Stored records:
○ ○ ○ ○ ○
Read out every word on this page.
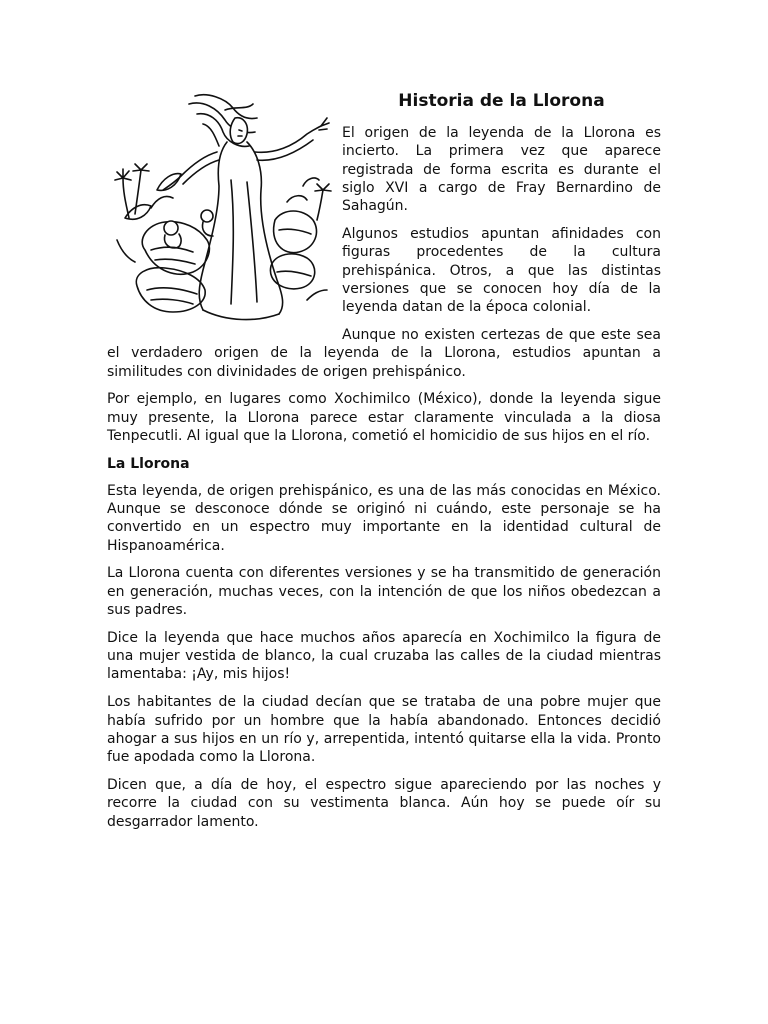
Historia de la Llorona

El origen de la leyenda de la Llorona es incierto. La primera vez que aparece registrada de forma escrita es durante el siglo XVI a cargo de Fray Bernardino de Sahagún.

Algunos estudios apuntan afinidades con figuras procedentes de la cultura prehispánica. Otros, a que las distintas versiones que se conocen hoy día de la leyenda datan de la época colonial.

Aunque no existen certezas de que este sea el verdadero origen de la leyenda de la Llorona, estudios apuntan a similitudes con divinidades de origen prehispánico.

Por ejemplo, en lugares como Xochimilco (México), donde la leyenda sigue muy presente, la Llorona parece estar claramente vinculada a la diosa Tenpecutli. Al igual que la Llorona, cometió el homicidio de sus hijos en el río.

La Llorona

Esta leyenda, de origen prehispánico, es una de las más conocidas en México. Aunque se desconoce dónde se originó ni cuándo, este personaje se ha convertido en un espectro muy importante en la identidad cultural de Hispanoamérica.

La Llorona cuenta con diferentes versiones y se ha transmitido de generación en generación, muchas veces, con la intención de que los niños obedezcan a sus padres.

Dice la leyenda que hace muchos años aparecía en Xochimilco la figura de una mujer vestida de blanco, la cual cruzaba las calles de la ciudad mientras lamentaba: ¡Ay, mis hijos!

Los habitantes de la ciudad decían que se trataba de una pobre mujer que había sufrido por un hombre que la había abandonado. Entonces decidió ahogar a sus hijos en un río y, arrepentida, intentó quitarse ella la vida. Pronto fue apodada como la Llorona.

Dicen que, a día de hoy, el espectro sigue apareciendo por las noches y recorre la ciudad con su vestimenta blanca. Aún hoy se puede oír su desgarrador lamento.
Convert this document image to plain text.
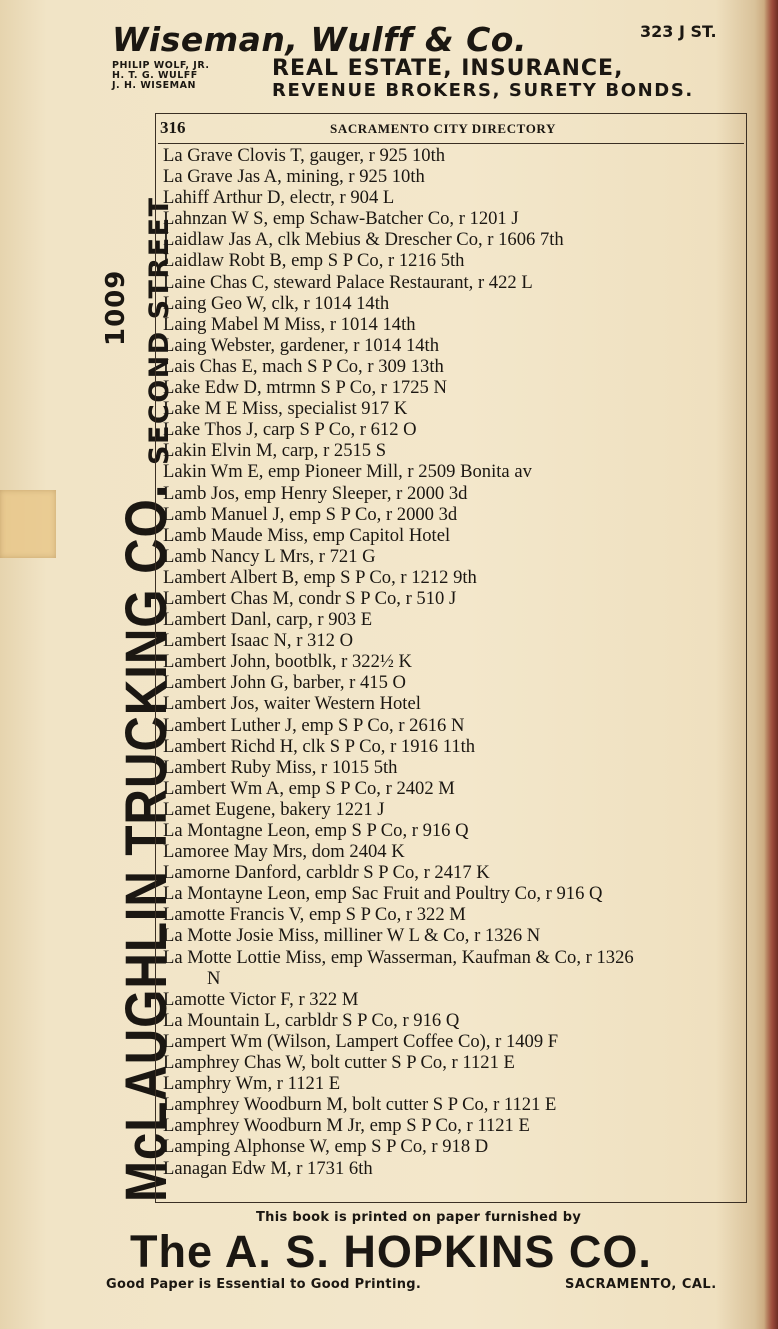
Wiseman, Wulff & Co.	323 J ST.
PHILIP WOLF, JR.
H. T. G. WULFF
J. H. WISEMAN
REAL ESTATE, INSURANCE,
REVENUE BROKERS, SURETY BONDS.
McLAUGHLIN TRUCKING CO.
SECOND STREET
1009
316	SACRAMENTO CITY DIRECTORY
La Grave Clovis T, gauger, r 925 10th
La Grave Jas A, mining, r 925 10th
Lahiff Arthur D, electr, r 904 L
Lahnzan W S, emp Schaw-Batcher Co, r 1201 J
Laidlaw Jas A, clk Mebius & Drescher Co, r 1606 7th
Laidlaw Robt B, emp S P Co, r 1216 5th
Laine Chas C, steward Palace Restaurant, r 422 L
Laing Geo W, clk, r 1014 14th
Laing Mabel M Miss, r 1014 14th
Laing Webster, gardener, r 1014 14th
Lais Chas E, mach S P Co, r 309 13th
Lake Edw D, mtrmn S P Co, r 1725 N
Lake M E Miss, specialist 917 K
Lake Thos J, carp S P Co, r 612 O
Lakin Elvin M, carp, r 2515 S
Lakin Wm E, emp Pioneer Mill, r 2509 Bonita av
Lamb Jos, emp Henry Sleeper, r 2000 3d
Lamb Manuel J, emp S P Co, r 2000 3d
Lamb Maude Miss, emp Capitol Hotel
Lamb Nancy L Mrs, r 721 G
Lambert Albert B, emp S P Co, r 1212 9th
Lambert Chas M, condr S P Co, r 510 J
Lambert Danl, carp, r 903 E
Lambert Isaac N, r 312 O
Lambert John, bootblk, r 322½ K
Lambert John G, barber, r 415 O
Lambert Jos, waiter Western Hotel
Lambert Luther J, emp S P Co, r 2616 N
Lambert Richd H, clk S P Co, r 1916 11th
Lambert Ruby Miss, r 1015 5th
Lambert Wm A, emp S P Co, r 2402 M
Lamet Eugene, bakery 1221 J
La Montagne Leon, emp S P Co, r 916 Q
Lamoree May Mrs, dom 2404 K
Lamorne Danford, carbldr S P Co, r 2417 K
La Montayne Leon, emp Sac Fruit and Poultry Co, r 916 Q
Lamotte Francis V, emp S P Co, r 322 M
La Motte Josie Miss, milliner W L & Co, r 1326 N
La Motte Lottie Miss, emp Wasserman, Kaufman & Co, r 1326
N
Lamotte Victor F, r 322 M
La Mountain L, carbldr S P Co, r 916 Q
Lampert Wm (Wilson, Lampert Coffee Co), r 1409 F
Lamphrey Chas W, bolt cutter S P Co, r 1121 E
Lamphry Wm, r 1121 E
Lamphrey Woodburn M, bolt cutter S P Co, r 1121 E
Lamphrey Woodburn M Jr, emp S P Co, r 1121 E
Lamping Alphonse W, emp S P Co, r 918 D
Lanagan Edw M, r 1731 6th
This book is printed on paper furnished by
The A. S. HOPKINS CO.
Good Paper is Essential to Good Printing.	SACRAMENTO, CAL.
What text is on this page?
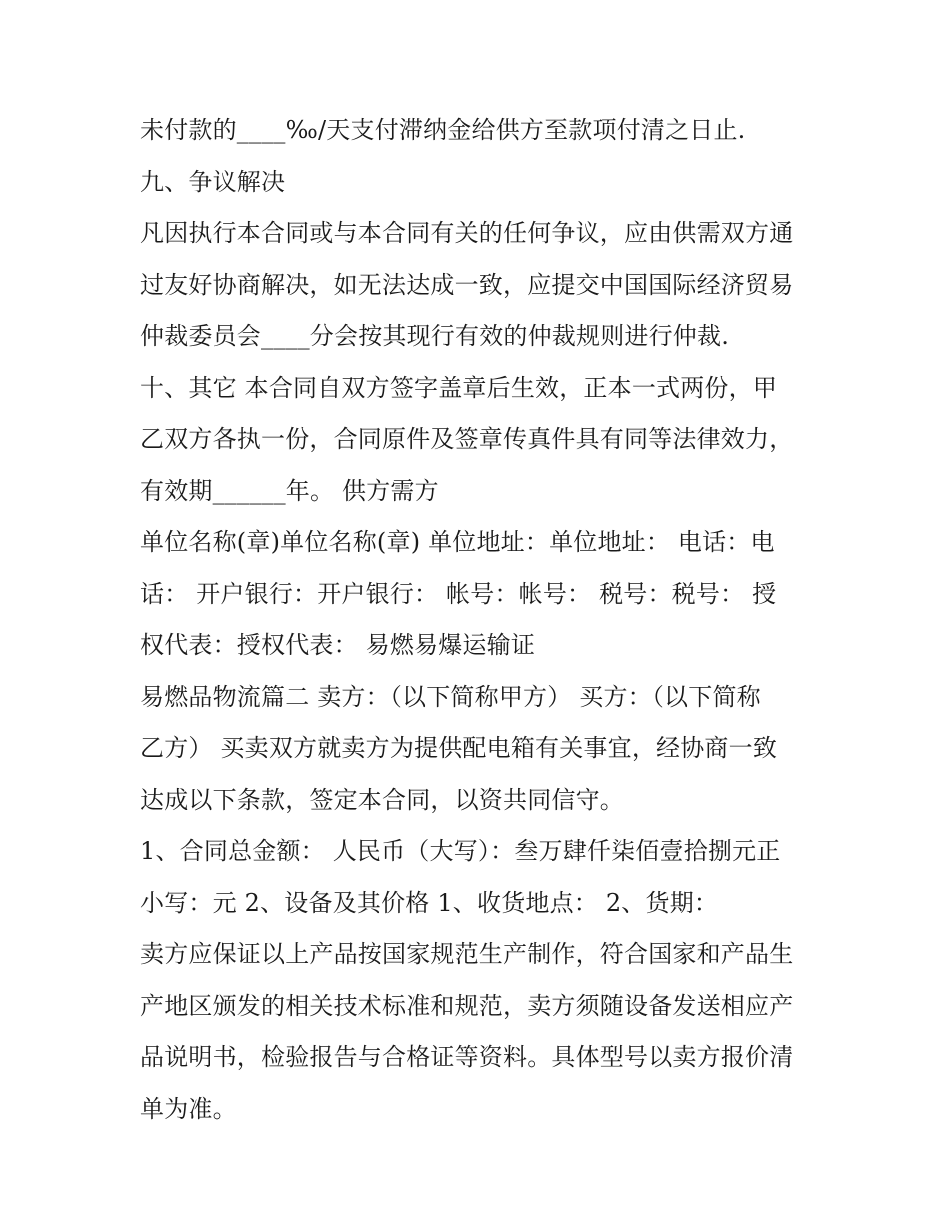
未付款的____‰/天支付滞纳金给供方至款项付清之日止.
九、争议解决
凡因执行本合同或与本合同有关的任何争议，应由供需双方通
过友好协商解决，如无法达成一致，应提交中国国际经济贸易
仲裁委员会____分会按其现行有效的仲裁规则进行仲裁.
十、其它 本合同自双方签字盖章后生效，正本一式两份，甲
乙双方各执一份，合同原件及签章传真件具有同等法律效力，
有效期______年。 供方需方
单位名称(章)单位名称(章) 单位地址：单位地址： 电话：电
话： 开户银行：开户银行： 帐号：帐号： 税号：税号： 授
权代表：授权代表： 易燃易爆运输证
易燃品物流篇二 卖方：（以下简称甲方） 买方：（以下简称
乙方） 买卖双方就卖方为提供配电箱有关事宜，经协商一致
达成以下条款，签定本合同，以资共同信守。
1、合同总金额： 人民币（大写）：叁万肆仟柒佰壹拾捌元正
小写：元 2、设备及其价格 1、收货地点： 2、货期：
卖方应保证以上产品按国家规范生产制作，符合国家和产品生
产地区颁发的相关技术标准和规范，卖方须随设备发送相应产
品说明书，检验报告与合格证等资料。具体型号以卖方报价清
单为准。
○ ○ ○ ○ ○
Copy out each line of the records that holds the string "espectro".

Esta leyenda, de origen prehispánico, es una de las más conocidas en México. Aunque se desconoce dónde se originó ni cuándo, este personaje se ha convertido en un espectro muy importante en la identidad cultural de Hispanoamérica.
Dicen que, a día de hoy, el espectro sigue apareciendo por las noches y recorre la ciudad con su vestimenta blanca. Aún hoy se puede oír su desgarrador lamento.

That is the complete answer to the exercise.